(Records from a data source)

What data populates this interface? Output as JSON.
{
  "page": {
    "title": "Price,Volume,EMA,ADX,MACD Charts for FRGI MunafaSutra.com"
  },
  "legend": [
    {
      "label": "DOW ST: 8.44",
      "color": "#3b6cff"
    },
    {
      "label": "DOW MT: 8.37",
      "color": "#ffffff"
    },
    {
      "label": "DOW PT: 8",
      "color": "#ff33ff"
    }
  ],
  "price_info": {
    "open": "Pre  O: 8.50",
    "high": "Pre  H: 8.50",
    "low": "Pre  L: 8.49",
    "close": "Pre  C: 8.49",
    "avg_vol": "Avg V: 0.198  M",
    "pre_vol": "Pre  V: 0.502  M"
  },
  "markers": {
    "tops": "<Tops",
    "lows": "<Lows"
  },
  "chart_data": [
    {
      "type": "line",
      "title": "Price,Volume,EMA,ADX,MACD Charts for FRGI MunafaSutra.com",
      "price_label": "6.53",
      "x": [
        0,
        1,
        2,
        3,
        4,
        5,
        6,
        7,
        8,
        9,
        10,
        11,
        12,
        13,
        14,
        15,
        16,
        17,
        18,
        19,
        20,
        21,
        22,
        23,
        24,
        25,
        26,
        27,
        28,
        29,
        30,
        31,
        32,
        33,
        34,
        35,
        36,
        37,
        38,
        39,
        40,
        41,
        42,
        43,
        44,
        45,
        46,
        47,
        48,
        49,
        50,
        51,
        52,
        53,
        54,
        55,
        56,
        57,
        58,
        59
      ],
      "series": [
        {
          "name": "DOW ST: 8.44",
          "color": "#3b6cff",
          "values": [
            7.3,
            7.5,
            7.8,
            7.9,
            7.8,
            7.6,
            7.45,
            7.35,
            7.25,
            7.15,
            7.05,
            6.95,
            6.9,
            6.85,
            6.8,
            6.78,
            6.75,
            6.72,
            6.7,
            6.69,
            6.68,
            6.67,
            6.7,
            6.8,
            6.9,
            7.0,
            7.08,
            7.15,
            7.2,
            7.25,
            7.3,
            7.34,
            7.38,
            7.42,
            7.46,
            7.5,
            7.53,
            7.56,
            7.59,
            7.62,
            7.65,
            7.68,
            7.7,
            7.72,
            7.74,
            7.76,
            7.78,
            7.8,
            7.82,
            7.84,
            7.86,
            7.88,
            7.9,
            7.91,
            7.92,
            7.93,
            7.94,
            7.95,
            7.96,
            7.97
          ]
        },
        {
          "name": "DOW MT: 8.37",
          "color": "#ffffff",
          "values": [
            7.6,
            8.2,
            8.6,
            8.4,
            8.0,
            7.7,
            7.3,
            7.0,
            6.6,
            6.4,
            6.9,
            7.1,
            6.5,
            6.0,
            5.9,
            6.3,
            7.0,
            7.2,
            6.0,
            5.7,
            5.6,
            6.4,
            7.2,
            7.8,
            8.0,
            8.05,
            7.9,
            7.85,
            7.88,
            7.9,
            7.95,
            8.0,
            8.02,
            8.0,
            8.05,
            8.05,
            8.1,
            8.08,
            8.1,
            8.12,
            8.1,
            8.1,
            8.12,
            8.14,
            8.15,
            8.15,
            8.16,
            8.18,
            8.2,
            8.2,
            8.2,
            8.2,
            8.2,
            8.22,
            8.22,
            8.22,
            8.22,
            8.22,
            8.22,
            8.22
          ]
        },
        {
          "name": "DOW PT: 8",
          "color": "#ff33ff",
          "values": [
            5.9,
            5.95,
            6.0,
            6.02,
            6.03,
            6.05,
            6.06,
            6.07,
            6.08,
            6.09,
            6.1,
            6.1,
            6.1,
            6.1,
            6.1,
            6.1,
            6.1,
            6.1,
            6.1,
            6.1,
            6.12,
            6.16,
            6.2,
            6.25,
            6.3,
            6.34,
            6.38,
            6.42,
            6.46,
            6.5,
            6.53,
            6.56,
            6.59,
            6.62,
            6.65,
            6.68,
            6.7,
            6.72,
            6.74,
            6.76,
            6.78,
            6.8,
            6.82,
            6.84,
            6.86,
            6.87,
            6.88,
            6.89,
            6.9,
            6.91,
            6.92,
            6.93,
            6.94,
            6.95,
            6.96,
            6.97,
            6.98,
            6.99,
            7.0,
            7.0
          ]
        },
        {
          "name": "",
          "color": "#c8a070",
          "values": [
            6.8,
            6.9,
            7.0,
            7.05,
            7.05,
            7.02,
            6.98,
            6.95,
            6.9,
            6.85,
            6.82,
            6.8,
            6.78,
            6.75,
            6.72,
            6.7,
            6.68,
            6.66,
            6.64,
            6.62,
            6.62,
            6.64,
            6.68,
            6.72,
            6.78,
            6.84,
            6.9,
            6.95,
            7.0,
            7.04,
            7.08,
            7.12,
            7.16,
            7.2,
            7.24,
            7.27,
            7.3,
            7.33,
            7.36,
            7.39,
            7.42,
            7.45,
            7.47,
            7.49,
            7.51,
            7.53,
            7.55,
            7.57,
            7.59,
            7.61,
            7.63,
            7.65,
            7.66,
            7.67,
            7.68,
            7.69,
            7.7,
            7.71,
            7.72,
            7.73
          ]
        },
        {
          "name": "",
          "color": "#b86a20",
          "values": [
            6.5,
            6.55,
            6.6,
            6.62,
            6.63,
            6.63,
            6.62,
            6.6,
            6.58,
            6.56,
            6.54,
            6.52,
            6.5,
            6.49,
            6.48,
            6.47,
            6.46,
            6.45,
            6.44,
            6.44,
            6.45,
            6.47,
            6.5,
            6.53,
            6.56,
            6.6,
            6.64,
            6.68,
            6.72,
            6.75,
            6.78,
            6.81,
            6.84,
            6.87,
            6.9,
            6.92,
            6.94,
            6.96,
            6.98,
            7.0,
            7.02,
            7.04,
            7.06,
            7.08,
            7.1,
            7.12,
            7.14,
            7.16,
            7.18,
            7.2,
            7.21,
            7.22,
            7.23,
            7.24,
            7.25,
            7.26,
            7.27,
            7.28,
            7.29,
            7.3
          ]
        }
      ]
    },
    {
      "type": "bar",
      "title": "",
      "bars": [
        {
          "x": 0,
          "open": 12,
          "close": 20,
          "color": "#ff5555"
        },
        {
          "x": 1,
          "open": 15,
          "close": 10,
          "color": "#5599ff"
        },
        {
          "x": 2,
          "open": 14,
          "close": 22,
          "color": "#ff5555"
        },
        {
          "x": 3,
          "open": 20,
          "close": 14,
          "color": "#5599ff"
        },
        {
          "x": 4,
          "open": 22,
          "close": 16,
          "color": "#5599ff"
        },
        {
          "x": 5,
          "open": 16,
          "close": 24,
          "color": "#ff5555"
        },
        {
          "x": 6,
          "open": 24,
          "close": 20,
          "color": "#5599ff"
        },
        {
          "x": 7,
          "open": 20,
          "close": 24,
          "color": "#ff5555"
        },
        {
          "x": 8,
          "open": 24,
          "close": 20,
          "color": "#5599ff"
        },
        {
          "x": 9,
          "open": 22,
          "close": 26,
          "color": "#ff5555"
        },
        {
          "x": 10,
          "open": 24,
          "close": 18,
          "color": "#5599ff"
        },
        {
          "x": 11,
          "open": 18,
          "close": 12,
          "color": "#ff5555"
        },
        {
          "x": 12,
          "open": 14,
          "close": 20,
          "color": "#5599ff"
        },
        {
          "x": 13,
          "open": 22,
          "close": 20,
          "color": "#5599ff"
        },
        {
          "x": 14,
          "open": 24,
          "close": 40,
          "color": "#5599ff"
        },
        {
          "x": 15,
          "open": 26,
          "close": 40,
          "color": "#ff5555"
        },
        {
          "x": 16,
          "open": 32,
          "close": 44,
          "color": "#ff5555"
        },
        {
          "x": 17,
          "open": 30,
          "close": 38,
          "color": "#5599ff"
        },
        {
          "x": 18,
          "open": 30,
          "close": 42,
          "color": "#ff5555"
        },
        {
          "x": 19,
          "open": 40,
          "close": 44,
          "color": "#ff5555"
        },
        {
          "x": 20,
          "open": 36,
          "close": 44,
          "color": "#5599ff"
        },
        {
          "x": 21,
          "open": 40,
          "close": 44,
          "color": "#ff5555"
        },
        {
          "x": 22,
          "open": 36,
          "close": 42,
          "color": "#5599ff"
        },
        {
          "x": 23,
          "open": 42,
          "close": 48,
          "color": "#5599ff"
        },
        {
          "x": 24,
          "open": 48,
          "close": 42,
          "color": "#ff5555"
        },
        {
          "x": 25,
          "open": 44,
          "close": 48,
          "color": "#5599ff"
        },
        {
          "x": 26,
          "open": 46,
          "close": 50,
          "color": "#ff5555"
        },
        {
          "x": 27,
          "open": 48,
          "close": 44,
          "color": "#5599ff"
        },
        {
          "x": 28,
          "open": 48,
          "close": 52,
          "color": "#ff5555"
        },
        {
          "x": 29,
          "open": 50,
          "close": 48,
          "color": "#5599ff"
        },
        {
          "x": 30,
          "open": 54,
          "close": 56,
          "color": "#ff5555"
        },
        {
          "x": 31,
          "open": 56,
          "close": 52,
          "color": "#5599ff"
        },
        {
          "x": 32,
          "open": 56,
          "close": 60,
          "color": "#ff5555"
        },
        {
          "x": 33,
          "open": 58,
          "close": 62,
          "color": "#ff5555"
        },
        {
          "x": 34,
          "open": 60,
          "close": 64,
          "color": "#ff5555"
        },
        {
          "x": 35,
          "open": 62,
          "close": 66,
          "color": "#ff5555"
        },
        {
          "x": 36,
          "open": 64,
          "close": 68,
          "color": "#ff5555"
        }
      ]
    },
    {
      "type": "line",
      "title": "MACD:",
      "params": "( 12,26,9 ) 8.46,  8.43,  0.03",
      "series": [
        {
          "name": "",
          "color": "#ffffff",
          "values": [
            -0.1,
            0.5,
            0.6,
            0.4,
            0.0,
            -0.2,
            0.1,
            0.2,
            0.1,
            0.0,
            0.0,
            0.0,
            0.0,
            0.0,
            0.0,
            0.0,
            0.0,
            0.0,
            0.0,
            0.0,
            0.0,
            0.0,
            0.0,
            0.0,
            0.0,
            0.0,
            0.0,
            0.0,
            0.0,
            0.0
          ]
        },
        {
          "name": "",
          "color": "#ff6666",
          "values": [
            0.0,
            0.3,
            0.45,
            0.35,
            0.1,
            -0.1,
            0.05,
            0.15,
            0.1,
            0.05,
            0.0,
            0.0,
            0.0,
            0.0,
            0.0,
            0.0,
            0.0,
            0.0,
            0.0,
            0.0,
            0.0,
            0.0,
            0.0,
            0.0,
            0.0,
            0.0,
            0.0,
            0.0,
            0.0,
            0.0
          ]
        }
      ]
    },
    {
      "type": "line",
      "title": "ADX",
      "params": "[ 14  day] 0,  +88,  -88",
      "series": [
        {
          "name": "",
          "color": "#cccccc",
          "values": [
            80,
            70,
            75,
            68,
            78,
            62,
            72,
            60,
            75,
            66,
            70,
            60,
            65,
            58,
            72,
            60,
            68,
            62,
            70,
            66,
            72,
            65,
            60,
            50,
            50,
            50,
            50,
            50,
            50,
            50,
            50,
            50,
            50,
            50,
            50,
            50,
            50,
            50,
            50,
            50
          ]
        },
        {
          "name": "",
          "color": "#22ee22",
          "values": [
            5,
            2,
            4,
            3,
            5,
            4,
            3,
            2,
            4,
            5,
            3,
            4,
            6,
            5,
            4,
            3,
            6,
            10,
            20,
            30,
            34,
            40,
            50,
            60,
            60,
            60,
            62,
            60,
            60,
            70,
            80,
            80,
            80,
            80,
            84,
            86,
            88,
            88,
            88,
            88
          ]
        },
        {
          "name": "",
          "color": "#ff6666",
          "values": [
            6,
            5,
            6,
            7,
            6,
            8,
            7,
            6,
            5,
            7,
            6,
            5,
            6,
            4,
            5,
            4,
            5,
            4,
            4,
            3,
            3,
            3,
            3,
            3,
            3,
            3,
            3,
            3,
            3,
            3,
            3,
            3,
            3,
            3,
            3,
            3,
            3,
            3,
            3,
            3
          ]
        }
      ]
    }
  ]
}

_Aim_:
Locate the lines above that contain "MunafaSutra" and copy them.

_Answer below_:
    "title": "Price,Volume,EMA,ADX,MACD Charts for FRGI MunafaSutra.com"
      "title": "Price,Volume,EMA,ADX,MACD Charts for FRGI MunafaSutra.com",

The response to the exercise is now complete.